SET EXERCISE 1 |
Answer these questions using the text on Upsolver's founders:
(a) In which city did Upsolver host its first Chill Data Summit?
(b) What is the name of the show that Ravit Jain hosts?
(c) How does Ori describe the summit in relation to Upsolver's events?

## Start QUOTED TEXT

On the Sofa with Upsolver's Founders
Upsolver recently hosted our first Chill Data Summit in New York City, to explore how the impact of Apache Iceberg and data lakehouse architecture is improving the way we interact with and manage the data in our data lakes.
Ravit Jain , host of The Ravit Show, joined us for the day and chatted with Upsolver’s CEO, Ori Rafael Rafael, and CTO, Yoni Eini Eini, about Apache Iceberg, why now, and how Upsolver is embracing it.
Ravit
Welcome to the Ravit show, I'm here at the Chill Data Summit and I've seen some interesting announcements that Upsolver has made and I'm pretty sure our audience would love to know about them.
First of all, Ori, what's the vibe of the Chill Data Summit, and what do you feel about being here in New York?
Ori
It's very exciting, this is the first big Upsolver event, and also Iceberg is a big change to what Upsolver is doing in these exciting times. Look at the list of speakers, everyone that's doing Iceberg is here!?

## End QUOTED TEXT
## Start DATA PROVIDED

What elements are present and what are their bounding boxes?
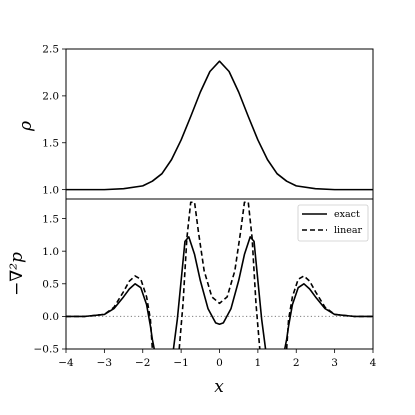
x-tick-label: −3 <box>97 357 112 369</box>
y-tick-label: 2.0 <box>42 91 59 103</box>
x-tick-label: 1 <box>255 357 262 369</box>
bottom-panel: −0.5 0.0 0.5 1.0 1.5 −4 −3 −2 −1 0 1 2 3 4 −∇²p x ex… <box>7 198 377 397</box>
x-tick-label: −2 <box>135 357 150 369</box>
y-tick-label: 0.5 <box>42 278 59 290</box>
legend: exact linear <box>297 204 369 242</box>
top-y-ticks: 1.0 1.5 2.0 2.5 <box>42 44 66 196</box>
x-tick-label: 0 <box>216 357 223 369</box>
y-tick-label: 1.0 <box>42 184 59 196</box>
top-series-group <box>66 60 373 191</box>
x-tick-label: 4 <box>370 357 377 369</box>
y-tick-label: 1.5 <box>42 137 59 149</box>
y-tick-label: 0.0 <box>42 311 59 323</box>
x-tick-label: −1 <box>173 357 188 369</box>
bottom-x-ticks: −4 −3 −2 −1 0 1 2 3 4 <box>58 349 377 369</box>
x-tick-label: −4 <box>58 357 74 369</box>
series-line-panel0-0 <box>66 60 373 191</box>
top-panel-frame <box>65 48 374 200</box>
x-axis-label: x <box>214 377 224 397</box>
x-tick-label: 2 <box>293 357 300 369</box>
bottom-y-axis-label: −∇²p <box>7 252 27 296</box>
top-y-axis-label: ρ <box>16 121 36 132</box>
x-tick-label: 3 <box>331 357 338 369</box>
bottom-y-ticks: −0.5 0.0 0.5 1.0 1.5 <box>34 213 66 356</box>
legend-linear-label: linear <box>334 225 362 236</box>
y-tick-label: 2.5 <box>42 44 59 56</box>
series-line-linear <box>66 201 373 349</box>
y-tick-label: 1.5 <box>42 213 59 225</box>
y-tick-label: −0.5 <box>34 344 60 356</box>
bottom-series-group <box>66 201 373 349</box>
legend-exact-label: exact <box>334 209 360 220</box>
top-panel: 1.0 1.5 2.0 2.5 ρ <box>16 44 374 200</box>
series-line-exact <box>66 236 373 349</box>
y-tick-label: 1.0 <box>42 246 59 258</box>
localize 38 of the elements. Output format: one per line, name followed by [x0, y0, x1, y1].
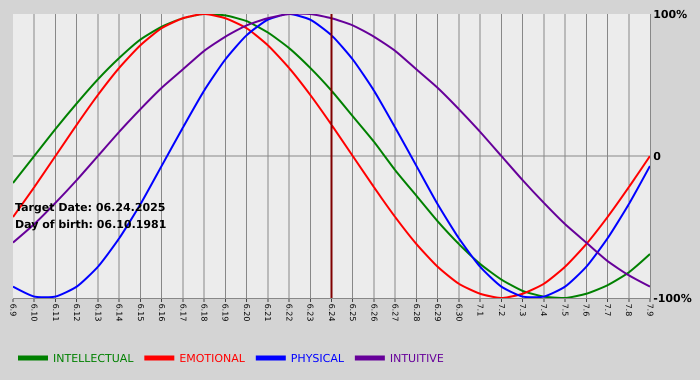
x-tick-label: 6.18	[200, 304, 208, 322]
x-tick-label: 6.24	[326, 304, 336, 322]
x-tick-label: 6.15	[136, 304, 145, 322]
x-tick-label: 7.4	[539, 304, 548, 316]
x-tick-label: 7.9	[645, 304, 654, 316]
x-tick-label: 7.2	[496, 304, 506, 316]
x-tick-label: 6.19	[220, 304, 230, 322]
x-tick-label: 6.29	[433, 304, 442, 322]
x-tick-label: 6.14	[114, 304, 124, 322]
x-tick-label: 6.23	[306, 304, 315, 322]
legend-label: INTELLECTUAL	[53, 352, 134, 366]
legend-label: EMOTIONAL	[179, 352, 246, 366]
x-tick-label: 6.26	[369, 304, 378, 322]
x-tick-label: 7.5	[560, 304, 570, 316]
x-tick-label: 7.3	[518, 304, 527, 316]
y-tick-label: -100%	[653, 292, 692, 305]
x-tick-label: 6.22	[284, 304, 294, 322]
x-tick-label: 6.30	[454, 304, 464, 322]
x-tick-label: 6.17	[178, 304, 188, 322]
x-tick-label: 6.10	[30, 304, 39, 322]
x-tick-label: 6.21	[263, 304, 272, 322]
legend-label: PHYSICAL	[290, 352, 345, 366]
x-tick-label: 6.13	[93, 304, 102, 322]
x-tick-label: 7.6	[582, 304, 591, 316]
x-tick-label: 7.8	[624, 304, 634, 316]
x-tick-label: 6.11	[50, 304, 60, 322]
x-tick-label: 6.25	[348, 304, 358, 322]
x-tick-label: 6.27	[390, 304, 400, 322]
x-tick-label: 7.1	[476, 304, 485, 316]
legend-label: INTUITIVE	[390, 352, 444, 366]
y-tick-label: 0	[653, 150, 662, 163]
x-tick-label: 7.7	[602, 304, 612, 316]
y-tick-label: 100%	[653, 8, 688, 21]
x-tick-label: 6.9	[8, 304, 18, 316]
x-tick-label: 6.16	[157, 304, 166, 322]
x-tick-label: 6.12	[72, 304, 82, 322]
x-tick-label: 6.28	[412, 304, 421, 322]
x-tick-label: 6.20	[242, 304, 251, 322]
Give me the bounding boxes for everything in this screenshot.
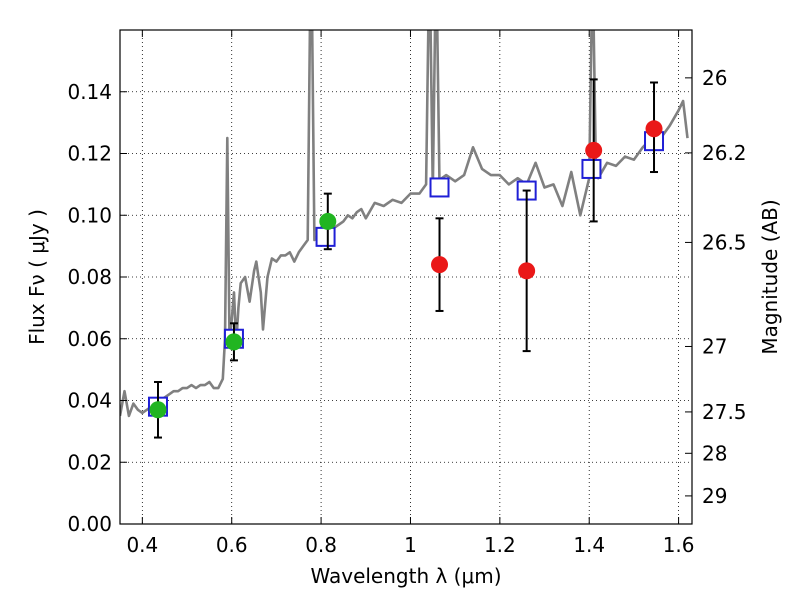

## End DATA PROVIDED

SET EXERCISE 2 |
Express as a JSON list of strings the lines of the records running from the line containing "x-tick-label: −3 <box>97 357 112 369</box>" through the line containing "series-line-panel0-0 <box>66 60 373 191</box>", both included, with one string per line and blank lines left out.

RIGHT ANSWER 1 |
(a) New York City
(b) The Ravit Show
(c) As the first big Upsolver event

RIGHT ANSWER 2 |
[
  "x-tick-label: −3 <box>97 357 112 369</box>",
  "y-tick-label: 2.0 <box>42 91 59 103</box>",
  "x-tick-label: 1 <box>255 357 262 369</box>",
  "bottom-panel: −0.5 0.0 0.5 1.0 1.5 −4 −3 −2 −1 0 1 2 3 4 −∇²p x ex… <box>7 198 377 397</box>",
  "x-tick-label: −2 <box>135 357 150 369</box>",
  "y-tick-label: 0.5 <box>42 278 59 290</box>",
  "legend: exact linear <box>297 204 369 242</box>",
  "top-y-ticks: 1.0 1.5 2.0 2.5 <box>42 44 66 196</box>",
  "x-tick-label: 0 <box>216 357 223 369</box>",
  "y-tick-label: 1.0 <box>42 184 59 196</box>",
  "top-series-group <box>66 60 373 191</box>",
  "x-tick-label: 4 <box>370 357 377 369</box>",
  "y-tick-label: 1.5 <box>42 137 59 149</box>",
  "y-tick-label: 0.0 <box>42 311 59 323</box>",
  "x-tick-label: −1 <box>173 357 188 369</box>",
  "bottom-x-ticks: −4 −3 −2 −1 0 1 2 3 4 <box>58 349 377 369</box>",
  "x-tick-label: −4 <box>58 357 74 369</box>",
  "series-line-panel0-0 <box>66 60 373 191</box>"
]